**Task to complete**
Say how many lines hold the string "text"; please write nothing but the number.

**Task data**

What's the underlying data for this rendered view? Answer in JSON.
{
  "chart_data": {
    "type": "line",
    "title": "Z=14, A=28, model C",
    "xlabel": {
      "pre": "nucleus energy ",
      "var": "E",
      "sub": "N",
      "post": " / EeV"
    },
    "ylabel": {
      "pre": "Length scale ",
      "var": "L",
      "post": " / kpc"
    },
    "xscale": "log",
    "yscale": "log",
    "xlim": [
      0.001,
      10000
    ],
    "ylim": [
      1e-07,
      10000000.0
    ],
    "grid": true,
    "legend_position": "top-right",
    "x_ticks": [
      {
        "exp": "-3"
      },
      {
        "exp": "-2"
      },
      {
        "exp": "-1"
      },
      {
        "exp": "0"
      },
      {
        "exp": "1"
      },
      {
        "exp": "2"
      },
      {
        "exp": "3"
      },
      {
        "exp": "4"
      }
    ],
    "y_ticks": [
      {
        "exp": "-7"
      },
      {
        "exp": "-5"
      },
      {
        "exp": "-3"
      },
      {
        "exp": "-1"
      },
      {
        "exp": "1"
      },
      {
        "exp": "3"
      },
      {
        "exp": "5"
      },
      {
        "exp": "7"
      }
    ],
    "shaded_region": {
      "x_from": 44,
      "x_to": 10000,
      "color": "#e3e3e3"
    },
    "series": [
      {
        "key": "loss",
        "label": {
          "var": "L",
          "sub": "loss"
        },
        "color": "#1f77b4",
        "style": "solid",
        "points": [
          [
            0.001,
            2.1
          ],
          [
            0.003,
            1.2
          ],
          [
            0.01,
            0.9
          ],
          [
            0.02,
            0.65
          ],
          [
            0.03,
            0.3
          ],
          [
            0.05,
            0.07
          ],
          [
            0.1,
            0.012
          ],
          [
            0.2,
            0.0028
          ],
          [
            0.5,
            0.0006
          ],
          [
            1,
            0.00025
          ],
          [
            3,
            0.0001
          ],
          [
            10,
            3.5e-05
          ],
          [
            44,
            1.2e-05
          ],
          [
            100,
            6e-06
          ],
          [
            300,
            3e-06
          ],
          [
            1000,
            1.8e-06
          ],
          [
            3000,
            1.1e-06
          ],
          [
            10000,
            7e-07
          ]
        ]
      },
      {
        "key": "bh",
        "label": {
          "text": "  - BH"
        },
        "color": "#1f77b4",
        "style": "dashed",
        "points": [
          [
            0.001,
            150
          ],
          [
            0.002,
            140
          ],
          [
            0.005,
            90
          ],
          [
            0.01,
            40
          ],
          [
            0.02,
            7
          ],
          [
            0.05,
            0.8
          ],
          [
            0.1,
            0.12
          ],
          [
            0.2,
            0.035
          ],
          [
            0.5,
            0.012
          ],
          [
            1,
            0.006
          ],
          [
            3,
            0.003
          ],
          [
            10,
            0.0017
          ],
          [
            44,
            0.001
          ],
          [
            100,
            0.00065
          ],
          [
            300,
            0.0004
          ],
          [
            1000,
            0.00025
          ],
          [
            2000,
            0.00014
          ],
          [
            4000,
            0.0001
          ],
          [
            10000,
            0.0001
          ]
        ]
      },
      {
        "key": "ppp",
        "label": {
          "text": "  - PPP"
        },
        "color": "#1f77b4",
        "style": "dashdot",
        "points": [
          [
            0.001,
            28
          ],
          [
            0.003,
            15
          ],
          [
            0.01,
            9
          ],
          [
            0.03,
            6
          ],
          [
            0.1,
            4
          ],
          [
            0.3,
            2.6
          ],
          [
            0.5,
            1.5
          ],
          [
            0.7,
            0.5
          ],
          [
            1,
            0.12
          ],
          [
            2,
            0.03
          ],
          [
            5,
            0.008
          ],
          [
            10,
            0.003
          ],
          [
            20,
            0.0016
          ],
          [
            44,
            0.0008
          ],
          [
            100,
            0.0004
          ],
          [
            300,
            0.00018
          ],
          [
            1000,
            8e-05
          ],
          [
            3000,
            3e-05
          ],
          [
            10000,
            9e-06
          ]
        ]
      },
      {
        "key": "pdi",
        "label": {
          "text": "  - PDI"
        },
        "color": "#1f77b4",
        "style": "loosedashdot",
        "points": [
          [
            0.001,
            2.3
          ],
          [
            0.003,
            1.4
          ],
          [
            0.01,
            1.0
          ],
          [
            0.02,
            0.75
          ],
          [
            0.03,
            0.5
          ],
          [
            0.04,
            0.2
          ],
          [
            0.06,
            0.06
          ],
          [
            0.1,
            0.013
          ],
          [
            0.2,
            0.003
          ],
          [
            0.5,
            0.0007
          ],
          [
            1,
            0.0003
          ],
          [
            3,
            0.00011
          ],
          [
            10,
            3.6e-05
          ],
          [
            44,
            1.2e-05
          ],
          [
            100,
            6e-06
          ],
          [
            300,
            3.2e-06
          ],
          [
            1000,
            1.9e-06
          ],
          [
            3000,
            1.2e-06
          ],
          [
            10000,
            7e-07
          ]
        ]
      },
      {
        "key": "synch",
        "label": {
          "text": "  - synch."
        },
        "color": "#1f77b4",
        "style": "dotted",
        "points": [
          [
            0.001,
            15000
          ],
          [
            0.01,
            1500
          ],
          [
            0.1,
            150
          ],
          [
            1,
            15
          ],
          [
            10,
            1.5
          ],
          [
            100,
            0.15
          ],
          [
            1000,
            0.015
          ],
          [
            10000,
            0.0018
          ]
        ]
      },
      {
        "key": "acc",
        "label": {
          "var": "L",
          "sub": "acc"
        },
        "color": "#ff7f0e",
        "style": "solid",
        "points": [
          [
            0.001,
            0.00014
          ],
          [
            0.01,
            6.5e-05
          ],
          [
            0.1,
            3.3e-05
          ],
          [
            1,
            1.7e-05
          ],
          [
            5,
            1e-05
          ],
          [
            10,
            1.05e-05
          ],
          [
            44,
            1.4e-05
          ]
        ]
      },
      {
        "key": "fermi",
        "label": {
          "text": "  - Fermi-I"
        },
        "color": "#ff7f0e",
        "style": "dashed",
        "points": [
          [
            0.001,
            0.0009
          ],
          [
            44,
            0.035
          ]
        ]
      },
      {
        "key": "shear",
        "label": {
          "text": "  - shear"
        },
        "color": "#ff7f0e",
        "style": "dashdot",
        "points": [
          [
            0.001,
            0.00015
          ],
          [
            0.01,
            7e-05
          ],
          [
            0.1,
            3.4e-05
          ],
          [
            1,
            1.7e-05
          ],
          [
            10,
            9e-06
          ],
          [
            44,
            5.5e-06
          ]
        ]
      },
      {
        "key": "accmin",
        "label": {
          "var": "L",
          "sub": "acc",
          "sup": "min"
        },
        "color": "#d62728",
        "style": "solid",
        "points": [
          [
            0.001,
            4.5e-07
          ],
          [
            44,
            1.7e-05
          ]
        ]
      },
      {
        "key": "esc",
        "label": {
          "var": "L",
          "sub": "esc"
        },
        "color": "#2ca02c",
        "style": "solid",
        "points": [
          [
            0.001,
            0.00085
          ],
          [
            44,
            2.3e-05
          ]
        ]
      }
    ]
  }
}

**Answer in full**
6